Records about charts and figures:

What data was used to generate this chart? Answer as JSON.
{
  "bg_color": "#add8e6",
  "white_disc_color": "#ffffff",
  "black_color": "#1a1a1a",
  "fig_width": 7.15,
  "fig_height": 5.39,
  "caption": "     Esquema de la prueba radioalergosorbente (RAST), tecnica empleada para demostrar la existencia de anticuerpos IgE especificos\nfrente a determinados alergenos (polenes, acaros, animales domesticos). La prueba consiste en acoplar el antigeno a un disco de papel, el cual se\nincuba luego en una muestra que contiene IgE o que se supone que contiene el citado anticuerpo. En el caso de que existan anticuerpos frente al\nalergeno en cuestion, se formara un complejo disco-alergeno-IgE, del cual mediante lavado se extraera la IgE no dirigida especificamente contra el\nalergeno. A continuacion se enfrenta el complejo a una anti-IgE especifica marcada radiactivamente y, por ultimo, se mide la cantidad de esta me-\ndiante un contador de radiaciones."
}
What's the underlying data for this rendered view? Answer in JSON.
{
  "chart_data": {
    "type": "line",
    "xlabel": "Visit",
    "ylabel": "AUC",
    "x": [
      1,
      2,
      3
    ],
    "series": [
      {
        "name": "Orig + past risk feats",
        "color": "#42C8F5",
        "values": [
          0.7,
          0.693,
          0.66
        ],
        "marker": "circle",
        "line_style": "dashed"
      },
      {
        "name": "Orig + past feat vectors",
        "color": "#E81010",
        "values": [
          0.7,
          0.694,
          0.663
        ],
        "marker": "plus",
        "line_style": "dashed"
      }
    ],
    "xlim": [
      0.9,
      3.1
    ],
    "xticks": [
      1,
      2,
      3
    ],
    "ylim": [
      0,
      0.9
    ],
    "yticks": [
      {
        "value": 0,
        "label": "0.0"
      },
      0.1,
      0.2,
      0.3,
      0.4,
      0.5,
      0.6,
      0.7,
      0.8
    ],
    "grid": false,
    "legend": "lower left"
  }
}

Aim of the exercise:
Extract each line holding the word "What" from the records.

Result of this task:
What data was used to generate this chart? Answer as JSON.
What's the underlying data for this rendered view? Answer in JSON.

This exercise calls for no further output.